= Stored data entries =

════

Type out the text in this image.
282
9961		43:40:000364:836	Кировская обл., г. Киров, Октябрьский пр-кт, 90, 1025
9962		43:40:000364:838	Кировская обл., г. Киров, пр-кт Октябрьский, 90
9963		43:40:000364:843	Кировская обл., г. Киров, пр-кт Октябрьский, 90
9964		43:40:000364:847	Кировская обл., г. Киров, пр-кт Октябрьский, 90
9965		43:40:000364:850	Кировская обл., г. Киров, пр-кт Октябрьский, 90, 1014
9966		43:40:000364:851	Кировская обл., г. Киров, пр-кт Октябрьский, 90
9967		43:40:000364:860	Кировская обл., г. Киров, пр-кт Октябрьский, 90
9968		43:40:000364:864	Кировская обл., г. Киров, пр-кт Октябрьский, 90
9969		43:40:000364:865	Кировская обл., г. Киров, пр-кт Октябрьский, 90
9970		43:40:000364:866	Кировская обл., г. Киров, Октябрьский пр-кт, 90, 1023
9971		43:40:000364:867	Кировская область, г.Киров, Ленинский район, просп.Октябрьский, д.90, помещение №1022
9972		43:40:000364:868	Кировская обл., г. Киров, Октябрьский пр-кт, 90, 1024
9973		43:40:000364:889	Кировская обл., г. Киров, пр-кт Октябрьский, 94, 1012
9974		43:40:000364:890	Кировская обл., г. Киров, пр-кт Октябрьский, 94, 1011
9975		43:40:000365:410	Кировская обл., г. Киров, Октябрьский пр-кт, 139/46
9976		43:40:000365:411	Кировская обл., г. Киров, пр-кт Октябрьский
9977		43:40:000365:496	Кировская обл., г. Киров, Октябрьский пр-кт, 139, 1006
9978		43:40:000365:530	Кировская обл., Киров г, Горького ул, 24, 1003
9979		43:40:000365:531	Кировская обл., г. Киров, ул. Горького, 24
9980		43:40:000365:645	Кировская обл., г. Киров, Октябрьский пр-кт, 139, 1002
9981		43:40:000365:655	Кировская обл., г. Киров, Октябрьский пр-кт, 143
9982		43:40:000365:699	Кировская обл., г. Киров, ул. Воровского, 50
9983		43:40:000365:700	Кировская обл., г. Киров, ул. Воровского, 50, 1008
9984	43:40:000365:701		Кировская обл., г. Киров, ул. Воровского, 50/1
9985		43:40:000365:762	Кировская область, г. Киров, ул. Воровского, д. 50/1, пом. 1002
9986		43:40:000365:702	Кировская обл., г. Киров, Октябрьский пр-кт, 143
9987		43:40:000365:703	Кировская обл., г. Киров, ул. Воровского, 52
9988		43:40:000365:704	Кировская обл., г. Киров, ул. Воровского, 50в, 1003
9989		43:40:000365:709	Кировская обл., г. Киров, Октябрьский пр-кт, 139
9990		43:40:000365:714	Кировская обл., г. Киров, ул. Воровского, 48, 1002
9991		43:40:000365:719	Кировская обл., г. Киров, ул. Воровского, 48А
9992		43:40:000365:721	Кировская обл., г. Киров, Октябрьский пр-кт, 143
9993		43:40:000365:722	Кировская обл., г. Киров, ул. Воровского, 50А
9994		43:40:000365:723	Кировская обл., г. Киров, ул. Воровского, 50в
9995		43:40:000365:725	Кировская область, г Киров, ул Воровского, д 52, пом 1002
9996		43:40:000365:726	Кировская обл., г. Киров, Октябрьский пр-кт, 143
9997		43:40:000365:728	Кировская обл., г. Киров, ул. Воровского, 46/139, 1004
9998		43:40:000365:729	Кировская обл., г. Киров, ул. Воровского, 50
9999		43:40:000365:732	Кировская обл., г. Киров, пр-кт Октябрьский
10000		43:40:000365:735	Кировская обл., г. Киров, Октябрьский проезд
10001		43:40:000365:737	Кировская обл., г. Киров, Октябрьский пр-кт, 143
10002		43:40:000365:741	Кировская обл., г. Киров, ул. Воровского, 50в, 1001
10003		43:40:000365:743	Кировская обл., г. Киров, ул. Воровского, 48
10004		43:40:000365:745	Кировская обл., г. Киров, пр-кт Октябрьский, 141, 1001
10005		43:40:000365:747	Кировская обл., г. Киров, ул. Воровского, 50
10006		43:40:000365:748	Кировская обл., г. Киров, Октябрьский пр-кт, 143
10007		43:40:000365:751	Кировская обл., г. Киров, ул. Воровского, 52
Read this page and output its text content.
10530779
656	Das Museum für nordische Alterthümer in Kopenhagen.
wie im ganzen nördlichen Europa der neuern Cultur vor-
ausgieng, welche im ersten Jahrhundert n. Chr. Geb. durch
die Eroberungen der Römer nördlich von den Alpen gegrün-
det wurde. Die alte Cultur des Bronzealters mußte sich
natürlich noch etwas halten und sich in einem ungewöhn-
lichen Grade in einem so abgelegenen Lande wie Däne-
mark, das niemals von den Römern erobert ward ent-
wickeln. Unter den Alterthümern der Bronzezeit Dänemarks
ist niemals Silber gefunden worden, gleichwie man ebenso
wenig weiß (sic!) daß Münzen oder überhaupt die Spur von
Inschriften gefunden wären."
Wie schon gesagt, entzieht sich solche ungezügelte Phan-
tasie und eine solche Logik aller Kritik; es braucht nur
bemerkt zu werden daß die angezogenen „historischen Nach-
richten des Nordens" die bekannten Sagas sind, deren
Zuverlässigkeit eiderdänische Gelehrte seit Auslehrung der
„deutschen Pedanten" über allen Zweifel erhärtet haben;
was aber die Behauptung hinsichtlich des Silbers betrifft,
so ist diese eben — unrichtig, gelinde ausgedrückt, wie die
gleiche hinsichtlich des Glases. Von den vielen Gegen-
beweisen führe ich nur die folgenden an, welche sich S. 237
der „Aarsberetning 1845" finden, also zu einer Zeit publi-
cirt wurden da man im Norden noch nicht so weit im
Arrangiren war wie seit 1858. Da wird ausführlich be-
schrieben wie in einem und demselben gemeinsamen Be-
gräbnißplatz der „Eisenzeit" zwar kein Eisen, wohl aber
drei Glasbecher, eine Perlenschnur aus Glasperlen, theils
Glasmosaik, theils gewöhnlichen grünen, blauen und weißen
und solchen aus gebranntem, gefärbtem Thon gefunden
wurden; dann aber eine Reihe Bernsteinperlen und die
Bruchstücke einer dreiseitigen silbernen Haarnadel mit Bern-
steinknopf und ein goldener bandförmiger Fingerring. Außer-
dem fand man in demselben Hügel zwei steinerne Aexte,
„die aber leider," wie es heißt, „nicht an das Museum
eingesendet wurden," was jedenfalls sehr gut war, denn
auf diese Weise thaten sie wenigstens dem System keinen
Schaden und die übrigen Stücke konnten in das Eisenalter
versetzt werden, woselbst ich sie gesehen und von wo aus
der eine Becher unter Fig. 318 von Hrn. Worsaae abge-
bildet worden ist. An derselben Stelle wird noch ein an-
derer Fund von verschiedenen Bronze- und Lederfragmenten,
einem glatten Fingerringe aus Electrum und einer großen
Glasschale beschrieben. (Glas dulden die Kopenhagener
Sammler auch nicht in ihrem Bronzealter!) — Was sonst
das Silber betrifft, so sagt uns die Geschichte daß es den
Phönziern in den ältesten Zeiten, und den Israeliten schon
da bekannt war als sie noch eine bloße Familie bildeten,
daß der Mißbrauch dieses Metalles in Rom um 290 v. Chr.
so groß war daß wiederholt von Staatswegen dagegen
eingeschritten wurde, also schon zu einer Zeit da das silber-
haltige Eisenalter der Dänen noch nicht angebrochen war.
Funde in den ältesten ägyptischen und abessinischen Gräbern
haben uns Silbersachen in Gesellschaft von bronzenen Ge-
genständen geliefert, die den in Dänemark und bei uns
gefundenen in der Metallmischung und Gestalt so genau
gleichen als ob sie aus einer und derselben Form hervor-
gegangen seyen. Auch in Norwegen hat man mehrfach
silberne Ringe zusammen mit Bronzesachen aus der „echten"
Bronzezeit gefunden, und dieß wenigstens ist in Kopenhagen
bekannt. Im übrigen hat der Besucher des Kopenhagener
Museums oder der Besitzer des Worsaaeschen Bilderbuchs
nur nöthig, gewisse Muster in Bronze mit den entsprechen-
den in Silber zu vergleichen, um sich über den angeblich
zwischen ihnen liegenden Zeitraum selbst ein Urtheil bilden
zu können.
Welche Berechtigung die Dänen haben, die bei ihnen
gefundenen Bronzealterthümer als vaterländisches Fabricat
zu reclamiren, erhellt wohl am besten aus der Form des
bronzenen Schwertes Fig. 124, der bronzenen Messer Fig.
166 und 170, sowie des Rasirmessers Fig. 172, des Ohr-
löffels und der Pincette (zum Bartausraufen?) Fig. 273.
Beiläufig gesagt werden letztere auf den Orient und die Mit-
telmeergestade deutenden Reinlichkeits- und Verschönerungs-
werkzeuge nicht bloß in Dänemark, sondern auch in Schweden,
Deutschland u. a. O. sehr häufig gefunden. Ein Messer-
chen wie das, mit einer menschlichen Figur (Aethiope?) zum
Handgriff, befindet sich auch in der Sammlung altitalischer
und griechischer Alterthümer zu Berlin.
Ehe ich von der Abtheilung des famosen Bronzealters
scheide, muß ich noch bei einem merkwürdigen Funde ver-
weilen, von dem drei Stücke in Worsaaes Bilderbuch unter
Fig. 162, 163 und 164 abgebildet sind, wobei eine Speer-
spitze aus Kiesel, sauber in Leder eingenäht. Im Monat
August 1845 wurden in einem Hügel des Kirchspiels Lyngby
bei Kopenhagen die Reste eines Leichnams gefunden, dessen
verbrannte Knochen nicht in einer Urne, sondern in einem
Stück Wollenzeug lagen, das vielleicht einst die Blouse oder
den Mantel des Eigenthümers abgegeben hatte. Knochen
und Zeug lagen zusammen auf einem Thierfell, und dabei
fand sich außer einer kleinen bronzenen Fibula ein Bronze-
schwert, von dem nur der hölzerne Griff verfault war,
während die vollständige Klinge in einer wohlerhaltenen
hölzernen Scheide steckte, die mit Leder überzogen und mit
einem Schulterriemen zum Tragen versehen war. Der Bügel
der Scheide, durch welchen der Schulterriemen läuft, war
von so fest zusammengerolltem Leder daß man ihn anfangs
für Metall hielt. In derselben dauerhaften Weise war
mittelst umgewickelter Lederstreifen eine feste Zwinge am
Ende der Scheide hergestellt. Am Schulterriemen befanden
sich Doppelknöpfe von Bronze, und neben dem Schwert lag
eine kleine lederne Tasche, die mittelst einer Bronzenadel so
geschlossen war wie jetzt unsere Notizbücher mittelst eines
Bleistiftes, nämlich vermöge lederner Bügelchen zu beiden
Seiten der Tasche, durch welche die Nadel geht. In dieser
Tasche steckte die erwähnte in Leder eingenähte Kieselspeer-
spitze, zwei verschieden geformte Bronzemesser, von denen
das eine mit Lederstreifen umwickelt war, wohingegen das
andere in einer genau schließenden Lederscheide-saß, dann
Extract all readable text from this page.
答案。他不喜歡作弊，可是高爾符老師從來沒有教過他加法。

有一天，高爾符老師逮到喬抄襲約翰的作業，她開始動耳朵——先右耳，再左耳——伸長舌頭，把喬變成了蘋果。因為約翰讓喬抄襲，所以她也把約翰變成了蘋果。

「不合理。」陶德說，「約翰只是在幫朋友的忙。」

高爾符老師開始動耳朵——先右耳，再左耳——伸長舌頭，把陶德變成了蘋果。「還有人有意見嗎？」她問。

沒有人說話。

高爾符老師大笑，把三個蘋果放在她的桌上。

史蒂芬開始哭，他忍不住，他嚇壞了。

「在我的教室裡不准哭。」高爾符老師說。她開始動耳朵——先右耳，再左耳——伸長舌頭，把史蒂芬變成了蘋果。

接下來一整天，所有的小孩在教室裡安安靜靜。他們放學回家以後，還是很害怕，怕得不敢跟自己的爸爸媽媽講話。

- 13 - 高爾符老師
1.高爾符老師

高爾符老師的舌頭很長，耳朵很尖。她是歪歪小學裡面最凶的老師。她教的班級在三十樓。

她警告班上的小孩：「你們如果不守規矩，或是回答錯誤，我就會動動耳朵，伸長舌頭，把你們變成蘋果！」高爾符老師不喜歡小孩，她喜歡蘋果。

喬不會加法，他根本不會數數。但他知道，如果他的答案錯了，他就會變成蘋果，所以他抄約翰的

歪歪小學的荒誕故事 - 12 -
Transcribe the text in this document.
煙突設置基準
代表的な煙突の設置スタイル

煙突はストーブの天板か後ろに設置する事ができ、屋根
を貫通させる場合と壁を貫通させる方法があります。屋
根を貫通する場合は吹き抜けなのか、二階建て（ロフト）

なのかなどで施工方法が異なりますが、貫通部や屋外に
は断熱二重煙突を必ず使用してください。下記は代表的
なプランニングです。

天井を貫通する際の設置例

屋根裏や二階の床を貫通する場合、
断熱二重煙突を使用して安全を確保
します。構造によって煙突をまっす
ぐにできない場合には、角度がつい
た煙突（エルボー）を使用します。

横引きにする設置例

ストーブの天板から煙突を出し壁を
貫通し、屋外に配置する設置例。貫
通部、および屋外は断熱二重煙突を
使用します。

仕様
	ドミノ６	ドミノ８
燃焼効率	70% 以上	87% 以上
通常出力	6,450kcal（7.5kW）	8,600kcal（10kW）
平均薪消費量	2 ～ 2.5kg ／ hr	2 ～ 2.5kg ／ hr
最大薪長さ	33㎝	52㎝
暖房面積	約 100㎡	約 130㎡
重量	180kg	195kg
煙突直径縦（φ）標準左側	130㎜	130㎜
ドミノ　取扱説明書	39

════

= SHORT EXERCISE =
Filter the records, keeping only lines that contain "Bronzealters", and show those lines.

= THE RESULT =
det wurde. Die alte Cultur des Bronzealters mußte sich
Ehe ich von der Abtheilung des famosen Bronzealters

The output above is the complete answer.